Collected data:
⟨
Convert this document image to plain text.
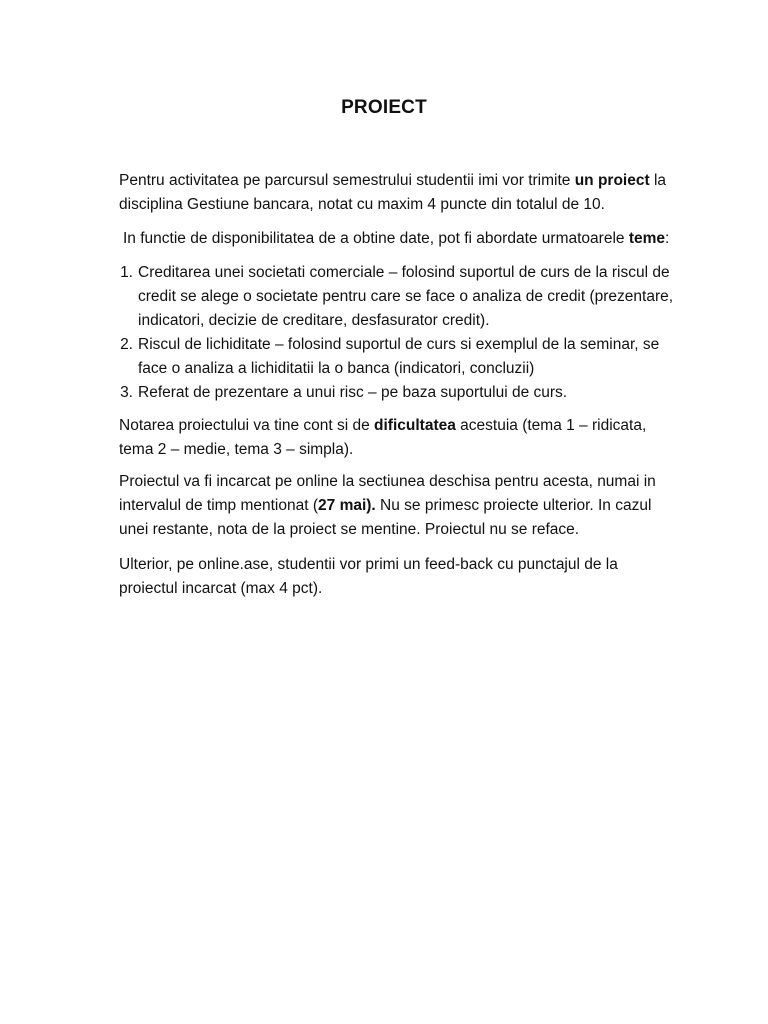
PROIECT
Pentru activitatea pe parcursul semestrului studentii imi vor trimite un proiect la disciplina Gestiune bancara, notat cu maxim 4 puncte din totalul de 10.
In functie de disponibilitatea de a obtine date, pot fi abordate urmatoarele teme:
1. Creditarea unei societati comerciale – folosind suportul de curs de la riscul de credit se alege o societate pentru care se face o analiza de credit (prezentare, indicatori, decizie de creditare, desfasurator credit).
2. Riscul de lichiditate – folosind suportul de curs si exemplul de la seminar, se face o analiza a lichiditatii la o banca (indicatori, concluzii)
3. Referat de prezentare a unui risc – pe baza suportului de curs.
Notarea proiectului va tine cont si de dificultatea acestuia (tema 1 – ridicata, tema 2 – medie, tema 3 – simpla).
Proiectul va fi incarcat pe online la sectiunea deschisa pentru acesta, numai in intervalul de timp mentionat (27 mai). Nu se primesc proiecte ulterior. In cazul unei restante, nota de la proiect se mentine. Proiectul nu se reface.
Ulterior, pe online.ase, studentii vor primi un feed-back cu punctajul de la proiectul incarcat (max 4 pct).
⟩
REQUEST: Find the lines containing "studentii" and list every one of them.

PROBLEM SOLUTION:
Pentru activitatea pe parcursul semestrului studentii imi vor trimite un proiect la disciplina Gestiune bancara, notat cu maxim 4 puncte din totalul de 10.
Ulterior, pe online.ase, studentii vor primi un feed-back cu punctajul de la proiectul incarcat (max 4 pct).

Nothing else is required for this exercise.